### [Given entries]
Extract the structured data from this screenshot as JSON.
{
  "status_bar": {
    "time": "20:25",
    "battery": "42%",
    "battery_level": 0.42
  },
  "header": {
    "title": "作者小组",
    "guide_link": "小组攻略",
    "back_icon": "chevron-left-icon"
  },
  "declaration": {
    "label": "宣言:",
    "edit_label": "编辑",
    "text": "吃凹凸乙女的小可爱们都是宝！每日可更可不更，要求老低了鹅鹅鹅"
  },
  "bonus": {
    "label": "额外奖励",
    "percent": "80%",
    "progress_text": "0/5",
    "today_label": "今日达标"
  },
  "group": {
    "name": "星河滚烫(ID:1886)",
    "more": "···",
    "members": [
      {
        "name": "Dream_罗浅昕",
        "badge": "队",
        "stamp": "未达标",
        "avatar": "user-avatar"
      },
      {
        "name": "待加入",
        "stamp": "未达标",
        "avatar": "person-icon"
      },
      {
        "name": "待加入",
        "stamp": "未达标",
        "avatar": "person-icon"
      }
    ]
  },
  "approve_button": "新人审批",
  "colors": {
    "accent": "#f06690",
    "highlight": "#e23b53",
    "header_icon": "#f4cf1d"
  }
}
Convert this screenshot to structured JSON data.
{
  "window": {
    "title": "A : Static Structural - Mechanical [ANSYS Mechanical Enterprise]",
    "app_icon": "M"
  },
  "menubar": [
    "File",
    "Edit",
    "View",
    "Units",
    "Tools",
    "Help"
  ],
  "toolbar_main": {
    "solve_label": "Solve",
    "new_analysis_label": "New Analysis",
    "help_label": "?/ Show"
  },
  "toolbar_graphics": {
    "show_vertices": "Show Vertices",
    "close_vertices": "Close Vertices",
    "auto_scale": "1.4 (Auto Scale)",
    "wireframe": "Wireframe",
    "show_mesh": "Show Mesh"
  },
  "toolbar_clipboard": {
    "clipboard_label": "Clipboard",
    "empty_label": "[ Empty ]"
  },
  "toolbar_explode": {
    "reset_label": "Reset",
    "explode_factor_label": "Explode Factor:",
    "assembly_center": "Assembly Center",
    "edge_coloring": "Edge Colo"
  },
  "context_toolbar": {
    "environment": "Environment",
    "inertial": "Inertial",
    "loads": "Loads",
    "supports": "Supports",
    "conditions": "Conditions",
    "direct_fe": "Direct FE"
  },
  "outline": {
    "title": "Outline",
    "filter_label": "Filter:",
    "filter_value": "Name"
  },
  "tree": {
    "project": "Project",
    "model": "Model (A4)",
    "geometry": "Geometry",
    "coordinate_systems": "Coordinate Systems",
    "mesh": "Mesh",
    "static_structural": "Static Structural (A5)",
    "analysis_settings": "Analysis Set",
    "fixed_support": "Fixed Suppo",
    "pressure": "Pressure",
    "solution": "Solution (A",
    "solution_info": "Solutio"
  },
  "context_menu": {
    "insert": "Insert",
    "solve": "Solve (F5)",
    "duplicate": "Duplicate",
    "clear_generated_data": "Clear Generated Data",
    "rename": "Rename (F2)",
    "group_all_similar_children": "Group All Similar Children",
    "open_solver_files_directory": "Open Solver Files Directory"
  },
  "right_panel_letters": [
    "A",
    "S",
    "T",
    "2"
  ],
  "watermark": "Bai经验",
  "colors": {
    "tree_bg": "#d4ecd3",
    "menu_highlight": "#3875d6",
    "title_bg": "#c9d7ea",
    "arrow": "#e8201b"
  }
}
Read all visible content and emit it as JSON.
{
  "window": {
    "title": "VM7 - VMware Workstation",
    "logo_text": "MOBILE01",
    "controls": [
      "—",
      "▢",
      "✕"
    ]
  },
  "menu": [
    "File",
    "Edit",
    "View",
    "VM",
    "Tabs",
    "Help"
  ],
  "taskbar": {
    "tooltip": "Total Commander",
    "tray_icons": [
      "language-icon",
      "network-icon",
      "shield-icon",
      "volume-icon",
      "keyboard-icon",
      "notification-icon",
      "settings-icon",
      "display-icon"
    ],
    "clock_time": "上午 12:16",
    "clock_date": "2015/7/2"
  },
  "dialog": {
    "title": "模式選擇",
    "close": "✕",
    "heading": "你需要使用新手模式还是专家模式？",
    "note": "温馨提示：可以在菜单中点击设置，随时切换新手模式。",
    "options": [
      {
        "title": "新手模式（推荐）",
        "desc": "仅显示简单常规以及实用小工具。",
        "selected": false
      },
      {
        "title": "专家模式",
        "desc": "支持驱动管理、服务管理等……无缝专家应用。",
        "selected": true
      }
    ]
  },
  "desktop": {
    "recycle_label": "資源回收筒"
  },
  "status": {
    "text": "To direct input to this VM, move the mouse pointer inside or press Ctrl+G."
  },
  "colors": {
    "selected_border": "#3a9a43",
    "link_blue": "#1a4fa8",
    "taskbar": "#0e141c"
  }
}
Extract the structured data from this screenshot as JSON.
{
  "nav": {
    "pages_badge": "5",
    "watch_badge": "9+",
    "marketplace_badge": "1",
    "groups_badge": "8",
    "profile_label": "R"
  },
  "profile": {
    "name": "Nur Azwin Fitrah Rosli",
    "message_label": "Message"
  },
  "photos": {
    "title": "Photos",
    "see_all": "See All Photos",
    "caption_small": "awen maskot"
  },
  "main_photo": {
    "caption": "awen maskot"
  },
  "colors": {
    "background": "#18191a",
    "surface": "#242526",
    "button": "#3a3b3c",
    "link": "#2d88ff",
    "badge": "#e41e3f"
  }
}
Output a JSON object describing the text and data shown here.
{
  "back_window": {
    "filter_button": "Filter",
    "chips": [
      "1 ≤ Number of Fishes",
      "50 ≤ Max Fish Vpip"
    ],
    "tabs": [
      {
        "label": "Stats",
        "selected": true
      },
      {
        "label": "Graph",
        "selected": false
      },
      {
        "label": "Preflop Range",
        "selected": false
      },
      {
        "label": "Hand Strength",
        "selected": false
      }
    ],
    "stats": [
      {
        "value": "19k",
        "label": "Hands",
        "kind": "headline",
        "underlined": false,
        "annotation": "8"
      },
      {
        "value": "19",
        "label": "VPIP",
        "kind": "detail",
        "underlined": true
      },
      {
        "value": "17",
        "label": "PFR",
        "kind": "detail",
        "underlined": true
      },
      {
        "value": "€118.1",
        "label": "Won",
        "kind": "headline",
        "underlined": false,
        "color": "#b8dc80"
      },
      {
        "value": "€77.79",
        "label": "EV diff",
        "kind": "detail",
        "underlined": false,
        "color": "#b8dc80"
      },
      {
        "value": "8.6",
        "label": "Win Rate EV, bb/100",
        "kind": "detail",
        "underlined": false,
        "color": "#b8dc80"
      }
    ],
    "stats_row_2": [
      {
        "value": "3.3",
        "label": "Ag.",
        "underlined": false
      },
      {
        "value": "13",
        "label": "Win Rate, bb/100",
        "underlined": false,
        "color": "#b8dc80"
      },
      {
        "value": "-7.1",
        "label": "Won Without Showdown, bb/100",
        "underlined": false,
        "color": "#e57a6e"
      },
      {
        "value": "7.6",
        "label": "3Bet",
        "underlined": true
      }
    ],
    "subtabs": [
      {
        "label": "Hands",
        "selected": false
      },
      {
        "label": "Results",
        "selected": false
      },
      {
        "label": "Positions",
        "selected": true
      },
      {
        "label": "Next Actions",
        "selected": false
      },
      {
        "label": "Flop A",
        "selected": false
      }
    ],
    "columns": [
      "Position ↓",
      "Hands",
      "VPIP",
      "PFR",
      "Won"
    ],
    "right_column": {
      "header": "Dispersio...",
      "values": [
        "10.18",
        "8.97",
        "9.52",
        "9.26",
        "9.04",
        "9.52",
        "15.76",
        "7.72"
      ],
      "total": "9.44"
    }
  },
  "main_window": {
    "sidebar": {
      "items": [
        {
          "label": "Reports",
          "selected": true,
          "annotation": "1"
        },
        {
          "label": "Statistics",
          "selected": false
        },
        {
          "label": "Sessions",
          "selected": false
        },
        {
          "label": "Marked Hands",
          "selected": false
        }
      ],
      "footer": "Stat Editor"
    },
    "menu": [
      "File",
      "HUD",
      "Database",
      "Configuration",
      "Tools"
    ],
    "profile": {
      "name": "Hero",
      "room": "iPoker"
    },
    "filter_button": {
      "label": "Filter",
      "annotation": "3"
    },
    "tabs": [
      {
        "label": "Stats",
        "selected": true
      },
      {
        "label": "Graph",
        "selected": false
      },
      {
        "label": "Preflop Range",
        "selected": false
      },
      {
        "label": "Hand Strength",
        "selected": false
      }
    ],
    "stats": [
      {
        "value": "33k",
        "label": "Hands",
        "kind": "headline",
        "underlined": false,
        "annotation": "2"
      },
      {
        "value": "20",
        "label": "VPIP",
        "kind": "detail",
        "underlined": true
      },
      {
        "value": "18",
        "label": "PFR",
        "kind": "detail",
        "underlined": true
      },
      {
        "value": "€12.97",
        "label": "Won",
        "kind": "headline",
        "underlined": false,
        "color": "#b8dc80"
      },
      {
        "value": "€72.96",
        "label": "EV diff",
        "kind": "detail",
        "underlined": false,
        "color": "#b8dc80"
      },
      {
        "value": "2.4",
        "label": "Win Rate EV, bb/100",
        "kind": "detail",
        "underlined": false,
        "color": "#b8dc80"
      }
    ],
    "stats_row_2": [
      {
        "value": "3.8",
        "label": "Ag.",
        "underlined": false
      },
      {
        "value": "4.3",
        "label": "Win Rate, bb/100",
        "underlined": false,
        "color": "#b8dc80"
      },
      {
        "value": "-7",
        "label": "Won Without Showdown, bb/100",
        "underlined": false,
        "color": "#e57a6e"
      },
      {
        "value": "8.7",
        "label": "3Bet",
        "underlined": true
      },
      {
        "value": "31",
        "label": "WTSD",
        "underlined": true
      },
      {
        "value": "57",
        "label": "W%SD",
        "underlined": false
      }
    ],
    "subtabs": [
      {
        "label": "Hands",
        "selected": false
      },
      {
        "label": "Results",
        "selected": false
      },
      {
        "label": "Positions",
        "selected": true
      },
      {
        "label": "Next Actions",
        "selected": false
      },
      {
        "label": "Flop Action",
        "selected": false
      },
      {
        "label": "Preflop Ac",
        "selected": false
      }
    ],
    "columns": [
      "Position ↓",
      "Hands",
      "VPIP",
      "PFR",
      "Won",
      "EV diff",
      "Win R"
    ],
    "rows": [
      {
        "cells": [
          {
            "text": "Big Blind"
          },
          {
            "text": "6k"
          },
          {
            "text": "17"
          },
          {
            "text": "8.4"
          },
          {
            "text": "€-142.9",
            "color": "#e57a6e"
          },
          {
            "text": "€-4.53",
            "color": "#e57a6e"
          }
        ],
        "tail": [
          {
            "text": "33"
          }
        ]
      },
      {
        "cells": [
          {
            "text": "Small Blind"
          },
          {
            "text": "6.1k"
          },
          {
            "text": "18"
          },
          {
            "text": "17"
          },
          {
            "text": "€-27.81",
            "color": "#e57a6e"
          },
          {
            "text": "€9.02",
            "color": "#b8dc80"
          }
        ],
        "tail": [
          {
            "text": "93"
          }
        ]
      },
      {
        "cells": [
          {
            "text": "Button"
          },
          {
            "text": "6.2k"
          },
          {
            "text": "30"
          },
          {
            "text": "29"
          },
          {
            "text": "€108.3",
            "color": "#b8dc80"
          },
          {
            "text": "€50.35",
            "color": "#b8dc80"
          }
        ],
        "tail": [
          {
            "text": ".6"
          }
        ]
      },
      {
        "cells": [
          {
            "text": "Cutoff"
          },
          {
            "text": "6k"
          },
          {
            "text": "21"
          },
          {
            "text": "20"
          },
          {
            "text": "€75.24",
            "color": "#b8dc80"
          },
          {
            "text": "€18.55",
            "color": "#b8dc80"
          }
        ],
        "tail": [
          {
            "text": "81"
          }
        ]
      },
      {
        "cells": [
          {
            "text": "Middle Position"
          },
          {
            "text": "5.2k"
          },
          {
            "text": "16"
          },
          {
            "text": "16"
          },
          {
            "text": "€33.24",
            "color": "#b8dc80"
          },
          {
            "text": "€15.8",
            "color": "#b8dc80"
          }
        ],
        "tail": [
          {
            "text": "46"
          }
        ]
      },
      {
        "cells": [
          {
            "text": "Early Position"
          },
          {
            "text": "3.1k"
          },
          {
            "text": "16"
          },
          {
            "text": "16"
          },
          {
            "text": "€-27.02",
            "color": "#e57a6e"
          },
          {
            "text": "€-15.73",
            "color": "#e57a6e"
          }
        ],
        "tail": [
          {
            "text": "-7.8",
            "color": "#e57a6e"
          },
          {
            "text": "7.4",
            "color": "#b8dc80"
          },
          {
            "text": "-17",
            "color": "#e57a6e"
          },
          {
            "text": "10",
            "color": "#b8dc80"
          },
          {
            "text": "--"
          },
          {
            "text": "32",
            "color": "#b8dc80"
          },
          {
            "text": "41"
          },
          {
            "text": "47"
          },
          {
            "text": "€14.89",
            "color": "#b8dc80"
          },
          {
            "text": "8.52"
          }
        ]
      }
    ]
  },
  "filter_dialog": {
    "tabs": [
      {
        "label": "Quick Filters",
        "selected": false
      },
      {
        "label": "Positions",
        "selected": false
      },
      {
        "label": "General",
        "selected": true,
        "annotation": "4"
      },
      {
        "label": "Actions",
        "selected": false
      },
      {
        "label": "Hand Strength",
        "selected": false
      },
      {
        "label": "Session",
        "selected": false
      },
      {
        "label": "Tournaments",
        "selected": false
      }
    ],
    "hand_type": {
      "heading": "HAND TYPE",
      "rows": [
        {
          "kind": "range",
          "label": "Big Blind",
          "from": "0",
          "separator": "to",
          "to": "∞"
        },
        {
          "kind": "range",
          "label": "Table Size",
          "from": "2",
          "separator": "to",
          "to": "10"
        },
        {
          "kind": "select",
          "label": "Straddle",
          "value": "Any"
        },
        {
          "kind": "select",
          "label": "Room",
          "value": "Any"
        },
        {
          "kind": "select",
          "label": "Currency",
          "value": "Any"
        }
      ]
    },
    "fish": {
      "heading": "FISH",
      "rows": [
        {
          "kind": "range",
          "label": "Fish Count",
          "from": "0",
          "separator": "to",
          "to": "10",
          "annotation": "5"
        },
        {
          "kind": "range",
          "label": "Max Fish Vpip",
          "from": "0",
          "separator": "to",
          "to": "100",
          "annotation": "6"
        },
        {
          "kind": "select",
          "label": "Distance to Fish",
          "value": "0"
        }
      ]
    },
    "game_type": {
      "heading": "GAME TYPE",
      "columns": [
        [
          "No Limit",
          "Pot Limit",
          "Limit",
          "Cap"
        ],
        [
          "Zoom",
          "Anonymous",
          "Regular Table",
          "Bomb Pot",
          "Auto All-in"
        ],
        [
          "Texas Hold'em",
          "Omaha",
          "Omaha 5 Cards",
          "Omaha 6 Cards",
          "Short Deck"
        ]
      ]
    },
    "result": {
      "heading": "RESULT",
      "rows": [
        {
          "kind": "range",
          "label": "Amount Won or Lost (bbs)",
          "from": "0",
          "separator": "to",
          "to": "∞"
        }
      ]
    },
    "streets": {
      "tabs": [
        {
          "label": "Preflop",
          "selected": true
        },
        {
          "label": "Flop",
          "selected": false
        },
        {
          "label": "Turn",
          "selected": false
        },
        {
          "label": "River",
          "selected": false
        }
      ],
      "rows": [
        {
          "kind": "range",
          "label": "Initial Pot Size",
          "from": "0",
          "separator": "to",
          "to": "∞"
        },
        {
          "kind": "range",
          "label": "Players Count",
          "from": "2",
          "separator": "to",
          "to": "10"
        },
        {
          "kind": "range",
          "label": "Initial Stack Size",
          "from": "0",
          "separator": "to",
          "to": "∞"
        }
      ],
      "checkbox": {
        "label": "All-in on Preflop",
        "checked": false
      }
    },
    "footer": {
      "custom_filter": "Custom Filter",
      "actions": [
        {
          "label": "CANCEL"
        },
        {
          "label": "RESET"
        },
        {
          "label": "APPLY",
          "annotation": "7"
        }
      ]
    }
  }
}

### [What is required]
Find the lines above holding the word "Count" and show them.

### [Response to the exercise]
          "label": "Fish Count",
          "label": "Players Count",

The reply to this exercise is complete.